## START Data extract

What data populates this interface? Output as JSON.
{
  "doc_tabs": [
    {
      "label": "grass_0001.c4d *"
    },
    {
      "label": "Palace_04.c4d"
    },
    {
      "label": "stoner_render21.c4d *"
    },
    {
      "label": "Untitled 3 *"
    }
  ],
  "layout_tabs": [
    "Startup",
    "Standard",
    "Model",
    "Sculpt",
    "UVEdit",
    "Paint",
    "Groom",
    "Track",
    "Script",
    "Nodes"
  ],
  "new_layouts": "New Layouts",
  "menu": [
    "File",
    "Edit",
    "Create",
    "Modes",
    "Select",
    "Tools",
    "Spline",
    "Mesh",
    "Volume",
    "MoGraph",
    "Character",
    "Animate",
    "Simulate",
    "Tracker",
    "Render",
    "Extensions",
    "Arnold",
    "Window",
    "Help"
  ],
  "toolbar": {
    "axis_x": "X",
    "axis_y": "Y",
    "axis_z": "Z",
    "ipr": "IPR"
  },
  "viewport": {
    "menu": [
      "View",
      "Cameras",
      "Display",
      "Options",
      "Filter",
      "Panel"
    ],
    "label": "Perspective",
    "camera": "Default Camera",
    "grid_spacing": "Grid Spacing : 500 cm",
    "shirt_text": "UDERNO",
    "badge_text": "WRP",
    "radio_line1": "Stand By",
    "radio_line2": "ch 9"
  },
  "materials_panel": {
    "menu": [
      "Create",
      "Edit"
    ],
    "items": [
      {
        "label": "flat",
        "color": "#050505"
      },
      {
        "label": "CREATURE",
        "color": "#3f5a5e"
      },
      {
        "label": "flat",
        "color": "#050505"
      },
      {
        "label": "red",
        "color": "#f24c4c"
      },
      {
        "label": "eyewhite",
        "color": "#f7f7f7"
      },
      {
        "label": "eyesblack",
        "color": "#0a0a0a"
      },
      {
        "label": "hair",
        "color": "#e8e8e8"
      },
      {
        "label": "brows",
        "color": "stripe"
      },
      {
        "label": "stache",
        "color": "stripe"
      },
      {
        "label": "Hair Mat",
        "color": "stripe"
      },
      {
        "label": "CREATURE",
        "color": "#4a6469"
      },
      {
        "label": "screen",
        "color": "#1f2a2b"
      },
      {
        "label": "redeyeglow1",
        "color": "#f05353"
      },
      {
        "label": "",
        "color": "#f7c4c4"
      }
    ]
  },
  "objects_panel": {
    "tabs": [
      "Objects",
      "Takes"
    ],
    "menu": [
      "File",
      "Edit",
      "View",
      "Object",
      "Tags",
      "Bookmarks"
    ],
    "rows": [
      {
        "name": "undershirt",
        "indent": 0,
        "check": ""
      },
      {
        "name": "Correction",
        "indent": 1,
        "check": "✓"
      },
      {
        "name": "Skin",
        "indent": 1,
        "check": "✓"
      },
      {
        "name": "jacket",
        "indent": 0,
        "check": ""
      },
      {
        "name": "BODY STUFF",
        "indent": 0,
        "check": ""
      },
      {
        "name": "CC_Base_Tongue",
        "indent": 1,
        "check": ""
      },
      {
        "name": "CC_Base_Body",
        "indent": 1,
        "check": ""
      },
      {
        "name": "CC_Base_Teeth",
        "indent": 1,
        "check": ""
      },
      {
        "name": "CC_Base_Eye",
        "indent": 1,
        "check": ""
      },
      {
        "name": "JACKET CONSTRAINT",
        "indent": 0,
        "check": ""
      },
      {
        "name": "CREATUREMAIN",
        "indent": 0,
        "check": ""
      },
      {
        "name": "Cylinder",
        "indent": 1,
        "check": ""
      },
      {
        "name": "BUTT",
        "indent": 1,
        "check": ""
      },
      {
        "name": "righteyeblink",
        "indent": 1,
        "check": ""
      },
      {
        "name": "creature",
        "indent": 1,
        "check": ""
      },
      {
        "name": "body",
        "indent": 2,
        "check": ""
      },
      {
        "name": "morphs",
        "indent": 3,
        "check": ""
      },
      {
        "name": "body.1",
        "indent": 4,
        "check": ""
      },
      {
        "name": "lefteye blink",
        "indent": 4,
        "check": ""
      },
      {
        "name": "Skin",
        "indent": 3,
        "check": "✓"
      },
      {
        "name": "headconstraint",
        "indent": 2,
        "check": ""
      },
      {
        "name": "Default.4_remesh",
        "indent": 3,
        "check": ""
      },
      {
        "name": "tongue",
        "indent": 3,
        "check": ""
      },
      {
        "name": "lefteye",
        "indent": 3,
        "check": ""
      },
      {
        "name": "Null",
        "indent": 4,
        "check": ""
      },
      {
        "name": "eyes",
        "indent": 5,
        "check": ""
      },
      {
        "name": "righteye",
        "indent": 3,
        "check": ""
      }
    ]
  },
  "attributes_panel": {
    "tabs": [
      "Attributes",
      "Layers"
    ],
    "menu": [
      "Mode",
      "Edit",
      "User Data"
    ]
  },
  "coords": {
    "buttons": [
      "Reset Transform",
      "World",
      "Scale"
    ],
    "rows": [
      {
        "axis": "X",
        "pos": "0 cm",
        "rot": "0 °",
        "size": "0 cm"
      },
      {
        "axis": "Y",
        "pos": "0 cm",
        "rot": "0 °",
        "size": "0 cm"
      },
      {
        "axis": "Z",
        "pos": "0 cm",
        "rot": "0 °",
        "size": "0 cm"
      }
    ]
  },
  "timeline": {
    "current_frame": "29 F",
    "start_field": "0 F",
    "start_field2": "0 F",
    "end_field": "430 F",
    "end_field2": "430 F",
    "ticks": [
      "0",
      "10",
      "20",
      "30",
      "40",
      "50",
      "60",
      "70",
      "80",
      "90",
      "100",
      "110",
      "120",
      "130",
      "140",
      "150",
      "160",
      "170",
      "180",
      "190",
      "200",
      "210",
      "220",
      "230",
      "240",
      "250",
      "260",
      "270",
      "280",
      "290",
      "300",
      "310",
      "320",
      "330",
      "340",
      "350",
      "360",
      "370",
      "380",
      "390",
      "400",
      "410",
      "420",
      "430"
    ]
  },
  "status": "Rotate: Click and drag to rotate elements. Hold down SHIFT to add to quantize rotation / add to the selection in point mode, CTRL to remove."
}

## END Data extract
## START Data extract

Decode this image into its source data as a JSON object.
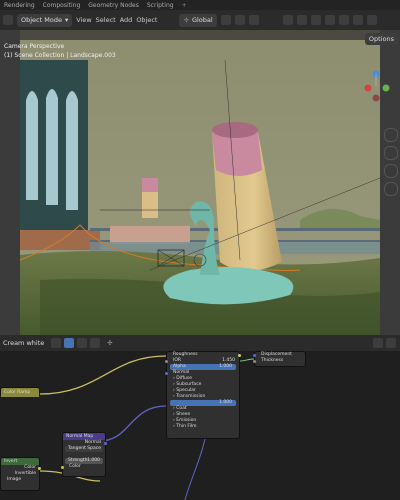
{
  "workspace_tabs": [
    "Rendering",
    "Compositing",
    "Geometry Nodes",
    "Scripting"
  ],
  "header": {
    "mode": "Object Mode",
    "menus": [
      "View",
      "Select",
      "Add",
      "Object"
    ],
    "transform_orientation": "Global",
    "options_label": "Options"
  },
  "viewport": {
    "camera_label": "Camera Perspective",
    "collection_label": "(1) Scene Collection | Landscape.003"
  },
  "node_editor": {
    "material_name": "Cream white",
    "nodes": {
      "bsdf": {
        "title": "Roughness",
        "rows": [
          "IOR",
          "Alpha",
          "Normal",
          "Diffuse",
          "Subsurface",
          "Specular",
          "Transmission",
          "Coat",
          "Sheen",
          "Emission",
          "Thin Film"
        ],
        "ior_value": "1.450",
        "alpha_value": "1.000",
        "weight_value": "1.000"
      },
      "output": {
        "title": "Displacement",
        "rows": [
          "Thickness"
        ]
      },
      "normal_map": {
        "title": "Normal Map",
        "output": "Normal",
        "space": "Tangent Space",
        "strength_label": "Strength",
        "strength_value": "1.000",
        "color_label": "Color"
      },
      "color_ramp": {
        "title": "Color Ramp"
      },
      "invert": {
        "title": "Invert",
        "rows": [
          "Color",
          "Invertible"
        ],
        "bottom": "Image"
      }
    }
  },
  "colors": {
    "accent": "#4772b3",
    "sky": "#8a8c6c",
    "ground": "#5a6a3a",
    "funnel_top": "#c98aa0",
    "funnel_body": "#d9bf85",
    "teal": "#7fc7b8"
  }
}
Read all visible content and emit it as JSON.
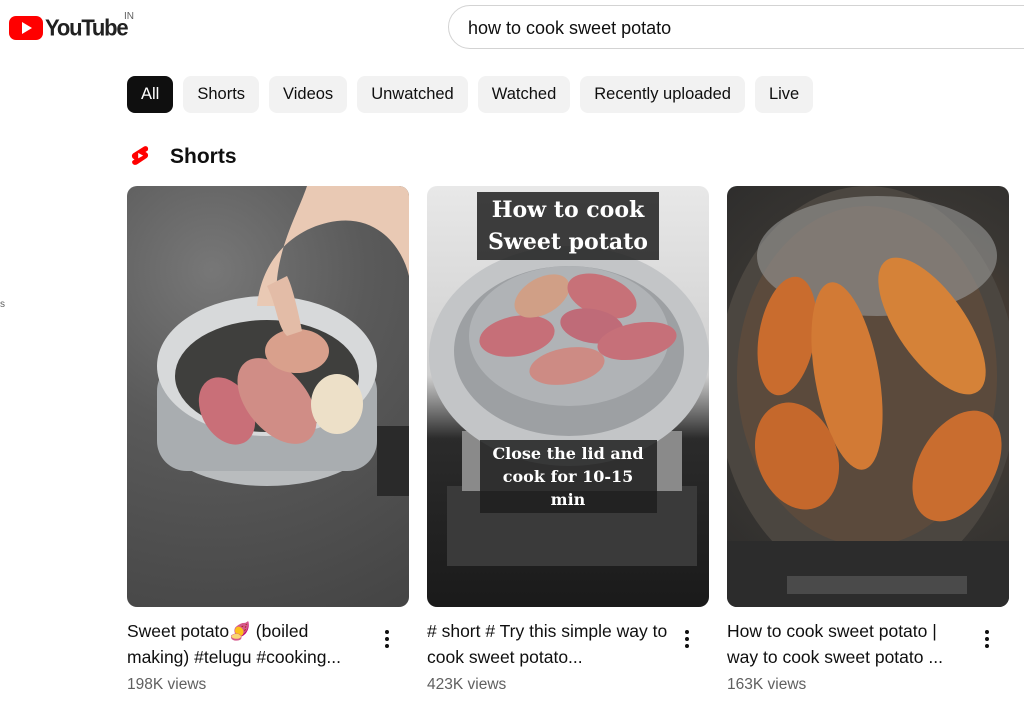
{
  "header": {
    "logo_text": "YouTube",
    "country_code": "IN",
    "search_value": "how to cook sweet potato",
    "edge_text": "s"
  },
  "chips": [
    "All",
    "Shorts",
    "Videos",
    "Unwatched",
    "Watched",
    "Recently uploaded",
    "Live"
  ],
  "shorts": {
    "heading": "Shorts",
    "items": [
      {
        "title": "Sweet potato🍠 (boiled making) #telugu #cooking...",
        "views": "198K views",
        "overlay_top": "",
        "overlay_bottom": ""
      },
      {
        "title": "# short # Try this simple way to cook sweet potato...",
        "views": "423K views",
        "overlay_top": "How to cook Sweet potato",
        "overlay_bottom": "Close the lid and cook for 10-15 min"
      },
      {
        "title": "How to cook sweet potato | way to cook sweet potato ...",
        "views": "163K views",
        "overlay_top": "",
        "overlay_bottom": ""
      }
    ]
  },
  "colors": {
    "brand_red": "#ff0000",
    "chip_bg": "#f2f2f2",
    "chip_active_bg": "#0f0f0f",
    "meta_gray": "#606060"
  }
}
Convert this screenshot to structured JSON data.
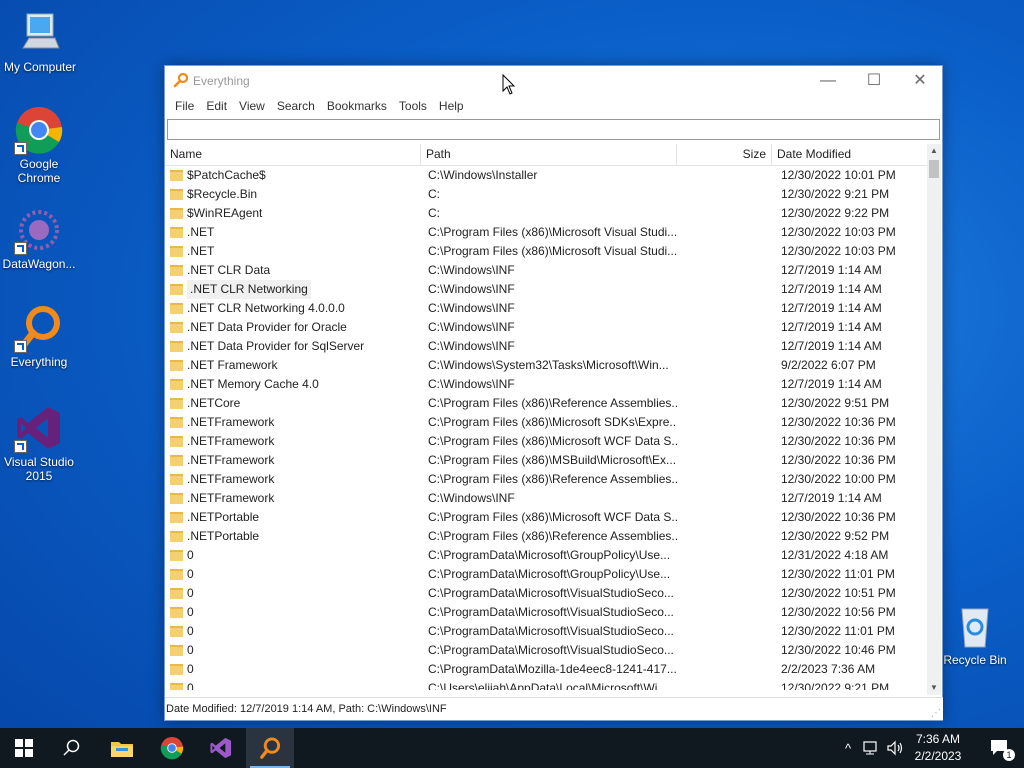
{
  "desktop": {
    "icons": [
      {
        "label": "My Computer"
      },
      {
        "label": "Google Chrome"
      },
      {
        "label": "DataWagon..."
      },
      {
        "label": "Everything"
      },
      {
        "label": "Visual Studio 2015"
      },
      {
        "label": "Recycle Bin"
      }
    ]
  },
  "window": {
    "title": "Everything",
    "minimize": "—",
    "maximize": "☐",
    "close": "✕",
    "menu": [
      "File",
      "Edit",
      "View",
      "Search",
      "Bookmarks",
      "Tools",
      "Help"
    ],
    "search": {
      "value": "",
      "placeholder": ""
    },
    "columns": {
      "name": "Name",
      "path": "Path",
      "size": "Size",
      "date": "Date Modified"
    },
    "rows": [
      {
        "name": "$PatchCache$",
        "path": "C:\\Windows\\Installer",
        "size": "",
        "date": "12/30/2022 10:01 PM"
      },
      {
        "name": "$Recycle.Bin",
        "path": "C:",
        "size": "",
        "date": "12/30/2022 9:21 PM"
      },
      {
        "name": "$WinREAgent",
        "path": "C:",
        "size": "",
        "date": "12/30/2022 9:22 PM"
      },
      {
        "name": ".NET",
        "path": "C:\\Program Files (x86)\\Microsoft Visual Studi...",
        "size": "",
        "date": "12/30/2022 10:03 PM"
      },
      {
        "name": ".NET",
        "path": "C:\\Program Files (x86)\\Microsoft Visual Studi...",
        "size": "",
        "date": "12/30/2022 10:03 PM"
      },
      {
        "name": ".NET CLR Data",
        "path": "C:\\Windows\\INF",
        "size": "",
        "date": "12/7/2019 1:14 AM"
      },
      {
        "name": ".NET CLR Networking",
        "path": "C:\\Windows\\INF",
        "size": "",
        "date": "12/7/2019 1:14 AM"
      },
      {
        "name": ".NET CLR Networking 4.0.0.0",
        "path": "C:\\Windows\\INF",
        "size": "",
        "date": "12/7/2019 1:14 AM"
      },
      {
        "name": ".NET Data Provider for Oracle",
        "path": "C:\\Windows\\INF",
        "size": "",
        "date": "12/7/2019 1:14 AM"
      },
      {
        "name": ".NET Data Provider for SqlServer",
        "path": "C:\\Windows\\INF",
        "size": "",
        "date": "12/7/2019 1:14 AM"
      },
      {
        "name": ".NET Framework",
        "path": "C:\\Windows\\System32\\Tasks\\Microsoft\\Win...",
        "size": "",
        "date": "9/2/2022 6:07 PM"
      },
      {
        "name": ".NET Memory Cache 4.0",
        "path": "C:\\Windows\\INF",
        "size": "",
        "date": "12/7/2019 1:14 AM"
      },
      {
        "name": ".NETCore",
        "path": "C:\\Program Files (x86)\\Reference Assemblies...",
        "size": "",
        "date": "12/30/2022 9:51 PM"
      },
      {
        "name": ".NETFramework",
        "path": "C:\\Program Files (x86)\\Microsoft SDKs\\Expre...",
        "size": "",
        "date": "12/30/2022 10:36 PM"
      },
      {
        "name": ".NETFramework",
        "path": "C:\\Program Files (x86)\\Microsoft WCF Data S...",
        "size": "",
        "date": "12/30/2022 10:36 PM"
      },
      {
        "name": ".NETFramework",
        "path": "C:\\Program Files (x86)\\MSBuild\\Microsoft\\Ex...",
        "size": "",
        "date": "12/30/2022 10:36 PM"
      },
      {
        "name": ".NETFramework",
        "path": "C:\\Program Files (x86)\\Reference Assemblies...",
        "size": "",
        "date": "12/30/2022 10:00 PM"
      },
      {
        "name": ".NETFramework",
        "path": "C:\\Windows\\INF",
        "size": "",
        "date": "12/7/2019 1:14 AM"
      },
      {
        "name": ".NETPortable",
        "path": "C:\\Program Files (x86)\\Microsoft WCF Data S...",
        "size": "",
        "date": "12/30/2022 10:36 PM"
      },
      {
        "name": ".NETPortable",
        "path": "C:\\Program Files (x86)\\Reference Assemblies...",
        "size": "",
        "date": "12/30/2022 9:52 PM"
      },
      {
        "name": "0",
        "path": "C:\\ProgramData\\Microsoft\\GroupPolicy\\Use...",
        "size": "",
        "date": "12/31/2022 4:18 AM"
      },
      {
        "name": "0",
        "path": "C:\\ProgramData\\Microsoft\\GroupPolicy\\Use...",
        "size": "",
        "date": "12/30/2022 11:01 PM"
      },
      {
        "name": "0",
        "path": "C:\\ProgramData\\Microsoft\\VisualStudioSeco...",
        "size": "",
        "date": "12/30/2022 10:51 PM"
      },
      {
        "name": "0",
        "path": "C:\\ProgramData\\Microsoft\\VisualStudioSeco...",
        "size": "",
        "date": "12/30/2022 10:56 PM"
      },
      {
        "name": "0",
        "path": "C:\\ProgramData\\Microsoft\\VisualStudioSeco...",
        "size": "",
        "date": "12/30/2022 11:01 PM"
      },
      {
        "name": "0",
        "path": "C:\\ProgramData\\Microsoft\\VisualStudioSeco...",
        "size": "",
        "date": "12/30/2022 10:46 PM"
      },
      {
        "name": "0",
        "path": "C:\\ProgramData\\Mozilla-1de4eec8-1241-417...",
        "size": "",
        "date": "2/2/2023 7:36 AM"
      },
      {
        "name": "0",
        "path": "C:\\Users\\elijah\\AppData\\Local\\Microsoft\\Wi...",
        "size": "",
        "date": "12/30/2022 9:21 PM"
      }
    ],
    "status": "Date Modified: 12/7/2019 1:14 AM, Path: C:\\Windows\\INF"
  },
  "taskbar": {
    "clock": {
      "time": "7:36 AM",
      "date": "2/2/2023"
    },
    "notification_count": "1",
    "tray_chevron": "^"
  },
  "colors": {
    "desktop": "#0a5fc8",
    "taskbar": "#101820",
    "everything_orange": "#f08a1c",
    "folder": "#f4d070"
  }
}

## END Data extract

Exercise: Copy every line above that includes the string "status".

Reply:
  "status": "Rotate: Click and drag to rotate elements. Hold down SHIFT to add to quantize rotation / add to the selection in point mode, CTRL to remove."
    "status": "Date Modified: 12/7/2019 1:14 AM, Path: C:\\Windows\\INF"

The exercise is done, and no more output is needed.